> **EXERCISE DIRECTIONS**: Below are records to be output exactly, every one of them.

Stored records:
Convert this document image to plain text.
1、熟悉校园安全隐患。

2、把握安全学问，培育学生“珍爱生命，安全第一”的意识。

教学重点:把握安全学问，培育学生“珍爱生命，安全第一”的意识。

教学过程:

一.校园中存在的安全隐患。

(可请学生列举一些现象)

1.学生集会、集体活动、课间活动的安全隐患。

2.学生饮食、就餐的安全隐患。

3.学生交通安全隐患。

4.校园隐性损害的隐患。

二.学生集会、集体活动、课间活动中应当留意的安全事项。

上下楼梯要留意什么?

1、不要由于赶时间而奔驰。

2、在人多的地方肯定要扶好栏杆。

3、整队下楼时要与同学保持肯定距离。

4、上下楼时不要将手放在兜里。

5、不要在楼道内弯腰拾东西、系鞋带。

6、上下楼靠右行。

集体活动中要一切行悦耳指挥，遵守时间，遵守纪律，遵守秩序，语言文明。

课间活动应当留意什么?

> **OUTPUT FOR THIS TASK**:
Convert this document image to plain text.
1、熟悉校园安全隐患。

2、把握安全学问，培育学生“珍爱生命，安全第一”的意识。

教学重点:把握安全学问，培育学生“珍爱生命，安全第一”的意识。

教学过程:

一.校园中存在的安全隐患。

(可请学生列举一些现象)

1.学生集会、集体活动、课间活动的安全隐患。

2.学生饮食、就餐的安全隐患。

3.学生交通安全隐患。

4.校园隐性损害的隐患。

二.学生集会、集体活动、课间活动中应当留意的安全事项。

上下楼梯要留意什么?

1、不要由于赶时间而奔驰。

2、在人多的地方肯定要扶好栏杆。

3、整队下楼时要与同学保持肯定距离。

4、上下楼时不要将手放在兜里。

5、不要在楼道内弯腰拾东西、系鞋带。

6、上下楼靠右行。

集体活动中要一切行悦耳指挥，遵守时间，遵守纪律，遵守秩序，语言文明。

课间活动应当留意什么?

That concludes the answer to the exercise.